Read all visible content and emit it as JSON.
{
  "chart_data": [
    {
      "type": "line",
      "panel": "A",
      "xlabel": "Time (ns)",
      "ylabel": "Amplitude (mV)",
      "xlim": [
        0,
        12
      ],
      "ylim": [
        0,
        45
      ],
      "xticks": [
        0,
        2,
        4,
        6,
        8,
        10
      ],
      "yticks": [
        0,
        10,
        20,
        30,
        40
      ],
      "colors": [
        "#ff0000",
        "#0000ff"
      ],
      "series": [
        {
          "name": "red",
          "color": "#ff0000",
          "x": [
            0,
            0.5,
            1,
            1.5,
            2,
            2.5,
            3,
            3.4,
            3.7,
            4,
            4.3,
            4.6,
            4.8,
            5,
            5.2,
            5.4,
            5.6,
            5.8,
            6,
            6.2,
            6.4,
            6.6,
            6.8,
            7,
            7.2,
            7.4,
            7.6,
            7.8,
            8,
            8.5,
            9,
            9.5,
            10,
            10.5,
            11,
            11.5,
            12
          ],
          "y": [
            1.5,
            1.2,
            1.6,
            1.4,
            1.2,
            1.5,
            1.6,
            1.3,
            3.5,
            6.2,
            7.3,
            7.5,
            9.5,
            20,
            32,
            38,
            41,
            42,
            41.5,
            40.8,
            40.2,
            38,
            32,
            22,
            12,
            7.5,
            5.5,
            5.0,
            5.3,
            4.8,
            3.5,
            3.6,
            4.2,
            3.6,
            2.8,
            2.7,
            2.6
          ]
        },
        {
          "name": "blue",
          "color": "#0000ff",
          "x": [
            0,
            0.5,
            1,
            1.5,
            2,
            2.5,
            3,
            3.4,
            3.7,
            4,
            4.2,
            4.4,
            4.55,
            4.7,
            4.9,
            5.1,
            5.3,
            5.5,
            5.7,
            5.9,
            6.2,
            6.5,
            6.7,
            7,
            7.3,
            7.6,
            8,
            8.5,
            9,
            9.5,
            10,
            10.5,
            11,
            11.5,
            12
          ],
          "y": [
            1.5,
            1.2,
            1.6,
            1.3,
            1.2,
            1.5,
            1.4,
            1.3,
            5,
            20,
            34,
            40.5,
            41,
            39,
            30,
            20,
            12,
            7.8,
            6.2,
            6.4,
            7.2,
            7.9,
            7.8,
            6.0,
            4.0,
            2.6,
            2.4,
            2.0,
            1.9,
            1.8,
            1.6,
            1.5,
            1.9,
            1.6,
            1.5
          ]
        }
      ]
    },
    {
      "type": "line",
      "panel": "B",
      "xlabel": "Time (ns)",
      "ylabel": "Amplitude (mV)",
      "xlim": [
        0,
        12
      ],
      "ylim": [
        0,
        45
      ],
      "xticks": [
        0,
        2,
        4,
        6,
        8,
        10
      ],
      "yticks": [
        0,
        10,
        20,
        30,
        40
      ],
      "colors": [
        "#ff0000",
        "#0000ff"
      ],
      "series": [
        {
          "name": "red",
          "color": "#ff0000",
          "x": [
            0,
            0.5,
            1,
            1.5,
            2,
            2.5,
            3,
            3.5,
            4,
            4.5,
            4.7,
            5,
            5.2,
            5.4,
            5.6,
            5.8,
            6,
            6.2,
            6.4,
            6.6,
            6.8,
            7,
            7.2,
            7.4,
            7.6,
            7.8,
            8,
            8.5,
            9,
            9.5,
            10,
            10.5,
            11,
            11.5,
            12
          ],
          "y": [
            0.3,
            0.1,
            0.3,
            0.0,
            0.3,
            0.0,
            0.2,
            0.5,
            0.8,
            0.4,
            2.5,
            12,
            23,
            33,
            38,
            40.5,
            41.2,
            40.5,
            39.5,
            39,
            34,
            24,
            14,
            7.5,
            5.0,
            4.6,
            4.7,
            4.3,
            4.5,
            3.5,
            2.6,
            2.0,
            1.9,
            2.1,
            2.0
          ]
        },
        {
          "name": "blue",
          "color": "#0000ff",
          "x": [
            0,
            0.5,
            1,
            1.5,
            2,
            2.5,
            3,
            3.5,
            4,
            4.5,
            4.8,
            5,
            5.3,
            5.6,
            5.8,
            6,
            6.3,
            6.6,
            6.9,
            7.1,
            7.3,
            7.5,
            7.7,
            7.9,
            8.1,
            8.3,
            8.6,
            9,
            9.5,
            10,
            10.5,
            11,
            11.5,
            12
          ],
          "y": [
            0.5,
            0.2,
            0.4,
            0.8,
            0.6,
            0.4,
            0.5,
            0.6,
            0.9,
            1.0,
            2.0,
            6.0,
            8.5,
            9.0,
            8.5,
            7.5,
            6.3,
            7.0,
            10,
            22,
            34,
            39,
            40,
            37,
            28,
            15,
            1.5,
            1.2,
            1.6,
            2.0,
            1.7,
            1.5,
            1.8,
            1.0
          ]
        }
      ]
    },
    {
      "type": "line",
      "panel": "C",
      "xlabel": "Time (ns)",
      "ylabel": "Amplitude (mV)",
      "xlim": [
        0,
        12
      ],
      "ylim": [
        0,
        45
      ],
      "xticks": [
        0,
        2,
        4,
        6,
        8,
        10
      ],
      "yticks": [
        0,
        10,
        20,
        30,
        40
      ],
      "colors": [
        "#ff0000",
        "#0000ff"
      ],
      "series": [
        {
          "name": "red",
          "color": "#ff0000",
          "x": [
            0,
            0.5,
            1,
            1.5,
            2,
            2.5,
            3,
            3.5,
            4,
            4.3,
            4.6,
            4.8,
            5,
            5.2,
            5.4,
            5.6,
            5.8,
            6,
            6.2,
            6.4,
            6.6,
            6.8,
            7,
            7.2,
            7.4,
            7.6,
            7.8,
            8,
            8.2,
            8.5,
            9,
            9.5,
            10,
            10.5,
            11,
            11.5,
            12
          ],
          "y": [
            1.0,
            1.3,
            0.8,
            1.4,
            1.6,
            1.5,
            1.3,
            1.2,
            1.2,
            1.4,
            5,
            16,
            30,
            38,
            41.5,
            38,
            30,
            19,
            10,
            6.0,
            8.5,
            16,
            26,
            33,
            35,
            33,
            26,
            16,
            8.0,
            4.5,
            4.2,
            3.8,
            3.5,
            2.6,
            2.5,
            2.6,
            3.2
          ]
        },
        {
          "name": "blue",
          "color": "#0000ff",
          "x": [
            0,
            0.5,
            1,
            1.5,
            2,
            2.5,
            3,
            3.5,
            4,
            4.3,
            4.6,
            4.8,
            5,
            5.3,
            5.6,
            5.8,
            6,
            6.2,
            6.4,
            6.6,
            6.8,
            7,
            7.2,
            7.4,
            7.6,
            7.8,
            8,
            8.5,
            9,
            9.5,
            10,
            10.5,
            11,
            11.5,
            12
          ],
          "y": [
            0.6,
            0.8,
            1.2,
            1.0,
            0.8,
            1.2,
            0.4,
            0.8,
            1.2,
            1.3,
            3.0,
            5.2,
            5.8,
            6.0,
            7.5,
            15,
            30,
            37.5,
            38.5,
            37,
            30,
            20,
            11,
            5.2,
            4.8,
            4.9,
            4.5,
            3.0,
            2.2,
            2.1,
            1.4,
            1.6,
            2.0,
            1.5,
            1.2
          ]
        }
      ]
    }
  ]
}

Task description » Give back all the data exactly as written.

Task response »
Read all visible content and emit it as JSON.
{
  "chart_data": [
    {
      "type": "line",
      "panel": "A",
      "xlabel": "Time (ns)",
      "ylabel": "Amplitude (mV)",
      "xlim": [
        0,
        12
      ],
      "ylim": [
        0,
        45
      ],
      "xticks": [
        0,
        2,
        4,
        6,
        8,
        10
      ],
      "yticks": [
        0,
        10,
        20,
        30,
        40
      ],
      "colors": [
        "#ff0000",
        "#0000ff"
      ],
      "series": [
        {
          "name": "red",
          "color": "#ff0000",
          "x": [
            0,
            0.5,
            1,
            1.5,
            2,
            2.5,
            3,
            3.4,
            3.7,
            4,
            4.3,
            4.6,
            4.8,
            5,
            5.2,
            5.4,
            5.6,
            5.8,
            6,
            6.2,
            6.4,
            6.6,
            6.8,
            7,
            7.2,
            7.4,
            7.6,
            7.8,
            8,
            8.5,
            9,
            9.5,
            10,
            10.5,
            11,
            11.5,
            12
          ],
          "y": [
            1.5,
            1.2,
            1.6,
            1.4,
            1.2,
            1.5,
            1.6,
            1.3,
            3.5,
            6.2,
            7.3,
            7.5,
            9.5,
            20,
            32,
            38,
            41,
            42,
            41.5,
            40.8,
            40.2,
            38,
            32,
            22,
            12,
            7.5,
            5.5,
            5.0,
            5.3,
            4.8,
            3.5,
            3.6,
            4.2,
            3.6,
            2.8,
            2.7,
            2.6
          ]
        },
        {
          "name": "blue",
          "color": "#0000ff",
          "x": [
            0,
            0.5,
            1,
            1.5,
            2,
            2.5,
            3,
            3.4,
            3.7,
            4,
            4.2,
            4.4,
            4.55,
            4.7,
            4.9,
            5.1,
            5.3,
            5.5,
            5.7,
            5.9,
            6.2,
            6.5,
            6.7,
            7,
            7.3,
            7.6,
            8,
            8.5,
            9,
            9.5,
            10,
            10.5,
            11,
            11.5,
            12
          ],
          "y": [
            1.5,
            1.2,
            1.6,
            1.3,
            1.2,
            1.5,
            1.4,
            1.3,
            5,
            20,
            34,
            40.5,
            41,
            39,
            30,
            20,
            12,
            7.8,
            6.2,
            6.4,
            7.2,
            7.9,
            7.8,
            6.0,
            4.0,
            2.6,
            2.4,
            2.0,
            1.9,
            1.8,
            1.6,
            1.5,
            1.9,
            1.6,
            1.5
          ]
        }
      ]
    },
    {
      "type": "line",
      "panel": "B",
      "xlabel": "Time (ns)",
      "ylabel": "Amplitude (mV)",
      "xlim": [
        0,
        12
      ],
      "ylim": [
        0,
        45
      ],
      "xticks": [
        0,
        2,
        4,
        6,
        8,
        10
      ],
      "yticks": [
        0,
        10,
        20,
        30,
        40
      ],
      "colors": [
        "#ff0000",
        "#0000ff"
      ],
      "series": [
        {
          "name": "red",
          "color": "#ff0000",
          "x": [
            0,
            0.5,
            1,
            1.5,
            2,
            2.5,
            3,
            3.5,
            4,
            4.5,
            4.7,
            5,
            5.2,
            5.4,
            5.6,
            5.8,
            6,
            6.2,
            6.4,
            6.6,
            6.8,
            7,
            7.2,
            7.4,
            7.6,
            7.8,
            8,
            8.5,
            9,
            9.5,
            10,
            10.5,
            11,
            11.5,
            12
          ],
          "y": [
            0.3,
            0.1,
            0.3,
            0.0,
            0.3,
            0.0,
            0.2,
            0.5,
            0.8,
            0.4,
            2.5,
            12,
            23,
            33,
            38,
            40.5,
            41.2,
            40.5,
            39.5,
            39,
            34,
            24,
            14,
            7.5,
            5.0,
            4.6,
            4.7,
            4.3,
            4.5,
            3.5,
            2.6,
            2.0,
            1.9,
            2.1,
            2.0
          ]
        },
        {
          "name": "blue",
          "color": "#0000ff",
          "x": [
            0,
            0.5,
            1,
            1.5,
            2,
            2.5,
            3,
            3.5,
            4,
            4.5,
            4.8,
            5,
            5.3,
            5.6,
            5.8,
            6,
            6.3,
            6.6,
            6.9,
            7.1,
            7.3,
            7.5,
            7.7,
            7.9,
            8.1,
            8.3,
            8.6,
            9,
            9.5,
            10,
            10.5,
            11,
            11.5,
            12
          ],
          "y": [
            0.5,
            0.2,
            0.4,
            0.8,
            0.6,
            0.4,
            0.5,
            0.6,
            0.9,
            1.0,
            2.0,
            6.0,
            8.5,
            9.0,
            8.5,
            7.5,
            6.3,
            7.0,
            10,
            22,
            34,
            39,
            40,
            37,
            28,
            15,
            1.5,
            1.2,
            1.6,
            2.0,
            1.7,
            1.5,
            1.8,
            1.0
          ]
        }
      ]
    },
    {
      "type": "line",
      "panel": "C",
      "xlabel": "Time (ns)",
      "ylabel": "Amplitude (mV)",
      "xlim": [
        0,
        12
      ],
      "ylim": [
        0,
        45
      ],
      "xticks": [
        0,
        2,
        4,
        6,
        8,
        10
      ],
      "yticks": [
        0,
        10,
        20,
        30,
        40
      ],
      "colors": [
        "#ff0000",
        "#0000ff"
      ],
      "series": [
        {
          "name": "red",
          "color": "#ff0000",
          "x": [
            0,
            0.5,
            1,
            1.5,
            2,
            2.5,
            3,
            3.5,
            4,
            4.3,
            4.6,
            4.8,
            5,
            5.2,
            5.4,
            5.6,
            5.8,
            6,
            6.2,
            6.4,
            6.6,
            6.8,
            7,
            7.2,
            7.4,
            7.6,
            7.8,
            8,
            8.2,
            8.5,
            9,
            9.5,
            10,
            10.5,
            11,
            11.5,
            12
          ],
          "y": [
            1.0,
            1.3,
            0.8,
            1.4,
            1.6,
            1.5,
            1.3,
            1.2,
            1.2,
            1.4,
            5,
            16,
            30,
            38,
            41.5,
            38,
            30,
            19,
            10,
            6.0,
            8.5,
            16,
            26,
            33,
            35,
            33,
            26,
            16,
            8.0,
            4.5,
            4.2,
            3.8,
            3.5,
            2.6,
            2.5,
            2.6,
            3.2
          ]
        },
        {
          "name": "blue",
          "color": "#0000ff",
          "x": [
            0,
            0.5,
            1,
            1.5,
            2,
            2.5,
            3,
            3.5,
            4,
            4.3,
            4.6,
            4.8,
            5,
            5.3,
            5.6,
            5.8,
            6,
            6.2,
            6.4,
            6.6,
            6.8,
            7,
            7.2,
            7.4,
            7.6,
            7.8,
            8,
            8.5,
            9,
            9.5,
            10,
            10.5,
            11,
            11.5,
            12
          ],
          "y": [
            0.6,
            0.8,
            1.2,
            1.0,
            0.8,
            1.2,
            0.4,
            0.8,
            1.2,
            1.3,
            3.0,
            5.2,
            5.8,
            6.0,
            7.5,
            15,
            30,
            37.5,
            38.5,
            37,
            30,
            20,
            11,
            5.2,
            4.8,
            4.9,
            4.5,
            3.0,
            2.2,
            2.1,
            1.4,
            1.6,
            2.0,
            1.5,
            1.2
          ]
        }
      ]
    }
  ]
}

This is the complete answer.